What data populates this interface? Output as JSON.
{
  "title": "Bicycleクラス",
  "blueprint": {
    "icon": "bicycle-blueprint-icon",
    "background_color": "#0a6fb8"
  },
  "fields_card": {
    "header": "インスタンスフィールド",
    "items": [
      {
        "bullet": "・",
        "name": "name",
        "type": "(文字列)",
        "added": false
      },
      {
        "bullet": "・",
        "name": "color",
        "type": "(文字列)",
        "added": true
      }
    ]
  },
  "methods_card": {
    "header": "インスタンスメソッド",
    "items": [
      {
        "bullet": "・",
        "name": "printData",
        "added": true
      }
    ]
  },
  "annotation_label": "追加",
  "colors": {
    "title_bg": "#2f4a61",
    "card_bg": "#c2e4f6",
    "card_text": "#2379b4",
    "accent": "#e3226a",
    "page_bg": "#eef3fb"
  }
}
☆ ☆ ☆ ☆
## Required work
Every line above needs to be retyped exactly.

## Written answer
What data populates this interface? Output as JSON.
{
  "title": "Bicycleクラス",
  "blueprint": {
    "icon": "bicycle-blueprint-icon",
    "background_color": "#0a6fb8"
  },
  "fields_card": {
    "header": "インスタンスフィールド",
    "items": [
      {
        "bullet": "・",
        "name": "name",
        "type": "(文字列)",
        "added": false
      },
      {
        "bullet": "・",
        "name": "color",
        "type": "(文字列)",
        "added": true
      }
    ]
  },
  "methods_card": {
    "header": "インスタンスメソッド",
    "items": [
      {
        "bullet": "・",
        "name": "printData",
        "added": true
      }
    ]
  },
  "annotation_label": "追加",
  "colors": {
    "title_bg": "#2f4a61",
    "card_bg": "#c2e4f6",
    "card_text": "#2379b4",
    "accent": "#e3226a",
    "page_bg": "#eef3fb"
  }
}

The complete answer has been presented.